> **Exercise**: Write out every line below that includes the word "Covid".

> **Material provided**:
■ ■ ■ ■ ■

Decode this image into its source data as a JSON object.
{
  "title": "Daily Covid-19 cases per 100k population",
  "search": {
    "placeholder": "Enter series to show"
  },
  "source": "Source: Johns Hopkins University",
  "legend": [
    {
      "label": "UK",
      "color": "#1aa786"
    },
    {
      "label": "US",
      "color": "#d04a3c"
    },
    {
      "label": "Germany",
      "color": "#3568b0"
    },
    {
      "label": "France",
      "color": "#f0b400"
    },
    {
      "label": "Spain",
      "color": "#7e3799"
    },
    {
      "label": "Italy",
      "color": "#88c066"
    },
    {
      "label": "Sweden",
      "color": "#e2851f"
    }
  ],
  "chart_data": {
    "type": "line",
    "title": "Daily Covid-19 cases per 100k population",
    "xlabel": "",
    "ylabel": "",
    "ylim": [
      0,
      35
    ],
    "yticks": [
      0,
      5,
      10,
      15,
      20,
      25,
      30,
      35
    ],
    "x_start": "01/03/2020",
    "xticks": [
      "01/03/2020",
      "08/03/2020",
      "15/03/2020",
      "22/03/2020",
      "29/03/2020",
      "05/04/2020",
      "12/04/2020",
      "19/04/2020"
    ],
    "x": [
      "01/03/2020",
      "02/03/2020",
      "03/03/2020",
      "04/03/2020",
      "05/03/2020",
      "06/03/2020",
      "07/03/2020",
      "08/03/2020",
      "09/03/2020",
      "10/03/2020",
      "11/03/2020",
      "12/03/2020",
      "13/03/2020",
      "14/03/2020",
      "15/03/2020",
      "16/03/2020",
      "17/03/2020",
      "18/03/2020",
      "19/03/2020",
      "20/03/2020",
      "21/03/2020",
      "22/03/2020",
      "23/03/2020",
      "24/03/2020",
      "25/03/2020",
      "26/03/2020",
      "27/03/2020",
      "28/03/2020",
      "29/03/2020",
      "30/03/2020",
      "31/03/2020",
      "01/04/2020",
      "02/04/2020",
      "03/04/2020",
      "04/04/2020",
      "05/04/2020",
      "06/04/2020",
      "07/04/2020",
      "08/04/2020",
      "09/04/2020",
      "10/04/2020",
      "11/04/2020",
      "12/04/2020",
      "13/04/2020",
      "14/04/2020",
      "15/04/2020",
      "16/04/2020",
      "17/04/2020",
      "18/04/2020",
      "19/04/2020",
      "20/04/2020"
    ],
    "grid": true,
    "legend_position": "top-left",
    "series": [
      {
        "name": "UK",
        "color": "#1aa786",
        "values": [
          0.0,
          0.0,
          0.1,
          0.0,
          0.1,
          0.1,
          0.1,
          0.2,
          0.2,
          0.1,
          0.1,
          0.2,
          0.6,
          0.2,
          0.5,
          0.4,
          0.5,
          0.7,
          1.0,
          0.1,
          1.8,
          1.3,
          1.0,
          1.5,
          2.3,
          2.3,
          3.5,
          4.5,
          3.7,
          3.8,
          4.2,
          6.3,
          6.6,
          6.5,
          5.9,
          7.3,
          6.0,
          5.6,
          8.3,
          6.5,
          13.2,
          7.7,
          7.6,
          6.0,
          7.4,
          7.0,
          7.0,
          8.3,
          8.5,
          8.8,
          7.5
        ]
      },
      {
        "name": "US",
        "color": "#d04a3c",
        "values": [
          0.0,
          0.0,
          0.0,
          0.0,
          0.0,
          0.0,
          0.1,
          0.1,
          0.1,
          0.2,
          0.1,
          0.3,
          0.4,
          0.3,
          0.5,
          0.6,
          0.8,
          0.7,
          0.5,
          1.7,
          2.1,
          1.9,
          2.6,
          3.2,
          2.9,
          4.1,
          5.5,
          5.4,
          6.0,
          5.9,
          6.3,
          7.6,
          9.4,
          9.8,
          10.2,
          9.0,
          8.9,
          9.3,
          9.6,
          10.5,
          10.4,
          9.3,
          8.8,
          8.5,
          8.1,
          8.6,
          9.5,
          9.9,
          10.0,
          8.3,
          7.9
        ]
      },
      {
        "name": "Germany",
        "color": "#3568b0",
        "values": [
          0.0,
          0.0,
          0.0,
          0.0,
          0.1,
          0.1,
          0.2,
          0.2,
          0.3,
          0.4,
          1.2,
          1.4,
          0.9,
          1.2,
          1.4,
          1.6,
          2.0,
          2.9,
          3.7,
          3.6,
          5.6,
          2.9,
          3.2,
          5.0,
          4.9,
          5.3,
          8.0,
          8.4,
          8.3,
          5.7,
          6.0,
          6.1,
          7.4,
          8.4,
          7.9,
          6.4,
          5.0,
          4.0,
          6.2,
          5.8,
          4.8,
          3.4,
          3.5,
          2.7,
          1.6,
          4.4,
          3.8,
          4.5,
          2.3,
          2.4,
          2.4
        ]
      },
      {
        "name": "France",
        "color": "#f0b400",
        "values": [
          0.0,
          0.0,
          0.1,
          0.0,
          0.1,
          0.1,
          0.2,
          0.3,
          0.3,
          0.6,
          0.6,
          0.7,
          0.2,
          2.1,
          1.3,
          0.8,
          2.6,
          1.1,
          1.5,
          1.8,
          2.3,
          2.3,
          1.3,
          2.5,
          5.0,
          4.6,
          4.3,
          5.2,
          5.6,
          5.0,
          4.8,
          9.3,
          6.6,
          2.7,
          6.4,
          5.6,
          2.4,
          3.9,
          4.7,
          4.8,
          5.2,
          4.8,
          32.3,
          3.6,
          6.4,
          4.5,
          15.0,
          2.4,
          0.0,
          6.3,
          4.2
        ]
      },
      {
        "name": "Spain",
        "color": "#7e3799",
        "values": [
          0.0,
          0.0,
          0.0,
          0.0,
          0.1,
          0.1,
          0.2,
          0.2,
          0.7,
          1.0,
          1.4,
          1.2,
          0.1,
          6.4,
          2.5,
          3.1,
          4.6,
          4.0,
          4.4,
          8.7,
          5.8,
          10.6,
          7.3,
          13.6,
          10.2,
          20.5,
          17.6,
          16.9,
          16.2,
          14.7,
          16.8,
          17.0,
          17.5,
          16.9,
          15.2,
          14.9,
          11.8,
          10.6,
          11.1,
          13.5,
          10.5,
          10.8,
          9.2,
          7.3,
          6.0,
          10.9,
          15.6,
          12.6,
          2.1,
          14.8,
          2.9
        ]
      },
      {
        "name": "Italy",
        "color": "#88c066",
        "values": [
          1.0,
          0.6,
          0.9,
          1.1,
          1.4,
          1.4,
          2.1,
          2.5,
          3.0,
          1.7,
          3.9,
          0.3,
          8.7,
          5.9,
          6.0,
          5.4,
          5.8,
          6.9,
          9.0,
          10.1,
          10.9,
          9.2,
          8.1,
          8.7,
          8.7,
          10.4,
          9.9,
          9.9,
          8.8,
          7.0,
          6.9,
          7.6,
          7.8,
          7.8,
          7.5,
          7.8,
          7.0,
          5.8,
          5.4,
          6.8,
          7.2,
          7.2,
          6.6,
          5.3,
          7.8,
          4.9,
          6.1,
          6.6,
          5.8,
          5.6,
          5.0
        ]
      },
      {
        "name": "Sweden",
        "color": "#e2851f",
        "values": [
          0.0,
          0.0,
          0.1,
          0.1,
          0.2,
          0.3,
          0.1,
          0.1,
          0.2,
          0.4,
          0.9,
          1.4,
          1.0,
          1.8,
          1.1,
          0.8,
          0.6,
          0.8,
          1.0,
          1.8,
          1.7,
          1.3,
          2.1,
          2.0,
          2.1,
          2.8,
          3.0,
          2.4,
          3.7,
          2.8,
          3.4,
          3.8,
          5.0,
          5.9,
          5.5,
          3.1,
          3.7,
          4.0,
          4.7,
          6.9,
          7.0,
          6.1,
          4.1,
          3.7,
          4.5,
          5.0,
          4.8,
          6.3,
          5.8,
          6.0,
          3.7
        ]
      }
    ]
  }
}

■ ■ ■ ■ ■

> **Reply to the task**:
  "title": "Daily Covid-19 cases per 100k population",
    "title": "Daily Covid-19 cases per 100k population",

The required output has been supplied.